## [Set problem]
Update the rows below by changing every "Ajouter au panier" to "Add to cart" and leaving everything else as it is.

## [Information provided]
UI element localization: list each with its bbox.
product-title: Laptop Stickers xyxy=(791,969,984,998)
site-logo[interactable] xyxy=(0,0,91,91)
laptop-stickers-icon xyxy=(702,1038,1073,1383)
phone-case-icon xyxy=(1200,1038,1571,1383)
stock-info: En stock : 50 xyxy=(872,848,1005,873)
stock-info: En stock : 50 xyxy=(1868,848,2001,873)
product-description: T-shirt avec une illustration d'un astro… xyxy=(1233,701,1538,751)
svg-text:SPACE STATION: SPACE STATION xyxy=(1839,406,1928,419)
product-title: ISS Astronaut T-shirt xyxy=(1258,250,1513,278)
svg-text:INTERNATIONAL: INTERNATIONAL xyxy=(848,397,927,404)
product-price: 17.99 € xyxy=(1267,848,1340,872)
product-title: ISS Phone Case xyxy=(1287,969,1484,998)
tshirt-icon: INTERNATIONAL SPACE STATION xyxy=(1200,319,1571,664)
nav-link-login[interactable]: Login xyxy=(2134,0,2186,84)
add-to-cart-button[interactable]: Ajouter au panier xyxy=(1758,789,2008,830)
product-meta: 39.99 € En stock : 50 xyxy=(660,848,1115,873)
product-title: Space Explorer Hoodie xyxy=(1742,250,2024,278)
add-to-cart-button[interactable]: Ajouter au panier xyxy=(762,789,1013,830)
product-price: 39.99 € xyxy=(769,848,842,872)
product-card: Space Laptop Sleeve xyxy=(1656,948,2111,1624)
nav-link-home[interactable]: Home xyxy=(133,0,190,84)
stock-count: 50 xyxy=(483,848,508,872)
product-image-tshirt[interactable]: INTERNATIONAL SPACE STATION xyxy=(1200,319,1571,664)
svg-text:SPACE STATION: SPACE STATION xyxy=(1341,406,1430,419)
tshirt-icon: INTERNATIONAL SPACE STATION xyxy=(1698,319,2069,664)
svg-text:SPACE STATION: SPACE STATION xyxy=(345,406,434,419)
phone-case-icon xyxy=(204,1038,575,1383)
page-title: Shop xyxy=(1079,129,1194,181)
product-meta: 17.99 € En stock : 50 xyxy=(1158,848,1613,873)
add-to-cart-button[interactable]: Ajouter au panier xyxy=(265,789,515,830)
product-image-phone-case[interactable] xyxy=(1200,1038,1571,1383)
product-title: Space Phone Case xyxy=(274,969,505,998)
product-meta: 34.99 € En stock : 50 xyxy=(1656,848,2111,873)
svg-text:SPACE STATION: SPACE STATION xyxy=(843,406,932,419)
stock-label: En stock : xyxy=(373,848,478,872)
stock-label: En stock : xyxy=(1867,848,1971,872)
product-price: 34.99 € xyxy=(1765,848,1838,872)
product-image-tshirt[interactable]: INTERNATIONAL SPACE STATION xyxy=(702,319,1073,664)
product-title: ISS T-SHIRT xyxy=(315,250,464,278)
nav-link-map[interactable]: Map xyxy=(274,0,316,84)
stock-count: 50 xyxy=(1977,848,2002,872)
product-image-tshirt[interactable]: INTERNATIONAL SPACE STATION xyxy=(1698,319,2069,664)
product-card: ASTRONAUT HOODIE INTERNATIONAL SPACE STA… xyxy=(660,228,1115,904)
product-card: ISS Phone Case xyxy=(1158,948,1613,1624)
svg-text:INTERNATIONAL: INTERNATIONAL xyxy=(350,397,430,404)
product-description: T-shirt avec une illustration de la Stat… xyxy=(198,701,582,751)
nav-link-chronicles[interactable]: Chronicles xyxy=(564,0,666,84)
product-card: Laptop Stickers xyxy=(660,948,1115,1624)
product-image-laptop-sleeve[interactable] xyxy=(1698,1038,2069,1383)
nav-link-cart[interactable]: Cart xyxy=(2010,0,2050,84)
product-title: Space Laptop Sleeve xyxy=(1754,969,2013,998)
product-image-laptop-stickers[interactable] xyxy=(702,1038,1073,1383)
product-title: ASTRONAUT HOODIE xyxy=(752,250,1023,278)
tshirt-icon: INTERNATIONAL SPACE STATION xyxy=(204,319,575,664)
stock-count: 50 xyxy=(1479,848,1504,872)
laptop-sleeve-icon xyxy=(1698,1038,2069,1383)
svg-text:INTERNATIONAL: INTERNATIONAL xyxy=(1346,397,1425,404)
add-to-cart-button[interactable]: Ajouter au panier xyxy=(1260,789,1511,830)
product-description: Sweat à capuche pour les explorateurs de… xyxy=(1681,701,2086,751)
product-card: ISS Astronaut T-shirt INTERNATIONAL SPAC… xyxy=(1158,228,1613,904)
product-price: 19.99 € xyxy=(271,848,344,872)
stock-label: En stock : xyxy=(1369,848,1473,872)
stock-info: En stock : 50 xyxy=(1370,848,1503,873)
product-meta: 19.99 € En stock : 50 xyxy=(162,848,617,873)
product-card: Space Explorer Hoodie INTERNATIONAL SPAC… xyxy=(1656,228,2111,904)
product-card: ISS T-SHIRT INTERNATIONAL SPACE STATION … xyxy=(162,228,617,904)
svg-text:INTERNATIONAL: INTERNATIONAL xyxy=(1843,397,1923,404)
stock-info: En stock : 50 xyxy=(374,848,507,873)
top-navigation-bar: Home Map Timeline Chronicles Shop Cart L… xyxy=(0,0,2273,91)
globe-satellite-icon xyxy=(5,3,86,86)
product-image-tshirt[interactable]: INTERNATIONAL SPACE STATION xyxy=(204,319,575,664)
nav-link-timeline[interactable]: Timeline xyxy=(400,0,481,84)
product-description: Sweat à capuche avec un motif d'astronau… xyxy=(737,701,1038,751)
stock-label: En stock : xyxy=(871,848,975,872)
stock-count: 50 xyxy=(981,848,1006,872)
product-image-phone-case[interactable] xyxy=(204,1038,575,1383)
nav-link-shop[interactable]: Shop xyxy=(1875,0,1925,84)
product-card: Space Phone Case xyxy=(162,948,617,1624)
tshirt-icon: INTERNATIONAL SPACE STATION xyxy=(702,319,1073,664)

## [Expected answer]
UI element localization: list each with its bbox.
product-title: Laptop Stickers xyxy=(791,969,984,998)
site-logo[interactable] xyxy=(0,0,91,91)
laptop-stickers-icon xyxy=(702,1038,1073,1383)
phone-case-icon xyxy=(1200,1038,1571,1383)
stock-info: En stock : 50 xyxy=(872,848,1005,873)
stock-info: En stock : 50 xyxy=(1868,848,2001,873)
product-description: T-shirt avec une illustration d'un astro… xyxy=(1233,701,1538,751)
svg-text:SPACE STATION: SPACE STATION xyxy=(1839,406,1928,419)
product-title: ISS Astronaut T-shirt xyxy=(1258,250,1513,278)
svg-text:INTERNATIONAL: INTERNATIONAL xyxy=(848,397,927,404)
product-price: 17.99 € xyxy=(1267,848,1340,872)
product-title: ISS Phone Case xyxy=(1287,969,1484,998)
tshirt-icon: INTERNATIONAL SPACE STATION xyxy=(1200,319,1571,664)
nav-link-login[interactable]: Login xyxy=(2134,0,2186,84)
add-to-cart-button[interactable]: Add to cart xyxy=(1758,789,2008,830)
product-meta: 39.99 € En stock : 50 xyxy=(660,848,1115,873)
product-title: Space Explorer Hoodie xyxy=(1742,250,2024,278)
add-to-cart-button[interactable]: Add to cart xyxy=(762,789,1013,830)
product-price: 39.99 € xyxy=(769,848,842,872)
product-card: Space Laptop Sleeve xyxy=(1656,948,2111,1624)
nav-link-home[interactable]: Home xyxy=(133,0,190,84)
stock-count: 50 xyxy=(483,848,508,872)
product-image-tshirt[interactable]: INTERNATIONAL SPACE STATION xyxy=(1200,319,1571,664)
svg-text:SPACE STATION: SPACE STATION xyxy=(1341,406,1430,419)
tshirt-icon: INTERNATIONAL SPACE STATION xyxy=(1698,319,2069,664)
svg-text:SPACE STATION: SPACE STATION xyxy=(345,406,434,419)
phone-case-icon xyxy=(204,1038,575,1383)
page-title: Shop xyxy=(1079,129,1194,181)
product-meta: 17.99 € En stock : 50 xyxy=(1158,848,1613,873)
add-to-cart-button[interactable]: Add to cart xyxy=(265,789,515,830)
product-image-phone-case[interactable] xyxy=(1200,1038,1571,1383)
product-title: Space Phone Case xyxy=(274,969,505,998)
product-meta: 34.99 € En stock : 50 xyxy=(1656,848,2111,873)
svg-text:SPACE STATION: SPACE STATION xyxy=(843,406,932,419)
stock-label: En stock : xyxy=(373,848,478,872)
stock-label: En stock : xyxy=(1867,848,1971,872)
product-price: 34.99 € xyxy=(1765,848,1838,872)
product-image-tshirt[interactable]: INTERNATIONAL SPACE STATION xyxy=(702,319,1073,664)
product-title: ISS T-SHIRT xyxy=(315,250,464,278)
nav-link-map[interactable]: Map xyxy=(274,0,316,84)
stock-count: 50 xyxy=(1977,848,2002,872)
product-image-tshirt[interactable]: INTERNATIONAL SPACE STATION xyxy=(1698,319,2069,664)
product-card: ASTRONAUT HOODIE INTERNATIONAL SPACE STA… xyxy=(660,228,1115,904)
product-card: ISS Phone Case xyxy=(1158,948,1613,1624)
svg-text:INTERNATIONAL: INTERNATIONAL xyxy=(350,397,430,404)
product-description: T-shirt avec une illustration de la Stat… xyxy=(198,701,582,751)
nav-link-chronicles[interactable]: Chronicles xyxy=(564,0,666,84)
product-card: Laptop Stickers xyxy=(660,948,1115,1624)
product-image-laptop-sleeve[interactable] xyxy=(1698,1038,2069,1383)
nav-link-cart[interactable]: Cart xyxy=(2010,0,2050,84)
product-title: Space Laptop Sleeve xyxy=(1754,969,2013,998)
product-image-laptop-stickers[interactable] xyxy=(702,1038,1073,1383)
product-title: ASTRONAUT HOODIE xyxy=(752,250,1023,278)
tshirt-icon: INTERNATIONAL SPACE STATION xyxy=(204,319,575,664)
stock-count: 50 xyxy=(1479,848,1504,872)
laptop-sleeve-icon xyxy=(1698,1038,2069,1383)
svg-text:INTERNATIONAL: INTERNATIONAL xyxy=(1346,397,1425,404)
add-to-cart-button[interactable]: Add to cart xyxy=(1260,789,1511,830)
product-description: Sweat à capuche pour les explorateurs de… xyxy=(1681,701,2086,751)
product-card: ISS Astronaut T-shirt INTERNATIONAL SPAC… xyxy=(1158,228,1613,904)
product-price: 19.99 € xyxy=(271,848,344,872)
stock-label: En stock : xyxy=(1369,848,1473,872)
stock-info: En stock : 50 xyxy=(1370,848,1503,873)
product-meta: 19.99 € En stock : 50 xyxy=(162,848,617,873)
product-card: Space Explorer Hoodie INTERNATIONAL SPAC… xyxy=(1656,228,2111,904)
product-card: ISS T-SHIRT INTERNATIONAL SPACE STATION … xyxy=(162,228,617,904)
svg-text:INTERNATIONAL: INTERNATIONAL xyxy=(1843,397,1923,404)
stock-info: En stock : 50 xyxy=(374,848,507,873)
top-navigation-bar: Home Map Timeline Chronicles Shop Cart L… xyxy=(0,0,2273,91)
globe-satellite-icon xyxy=(5,3,86,86)
product-image-tshirt[interactable]: INTERNATIONAL SPACE STATION xyxy=(204,319,575,664)
nav-link-timeline[interactable]: Timeline xyxy=(400,0,481,84)
product-description: Sweat à capuche avec un motif d'astronau… xyxy=(737,701,1038,751)
stock-label: En stock : xyxy=(871,848,975,872)
stock-count: 50 xyxy=(981,848,1006,872)
product-image-phone-case[interactable] xyxy=(204,1038,575,1383)
nav-link-shop[interactable]: Shop xyxy=(1875,0,1925,84)
product-card: Space Phone Case xyxy=(162,948,617,1624)
tshirt-icon: INTERNATIONAL SPACE STATION xyxy=(702,319,1073,664)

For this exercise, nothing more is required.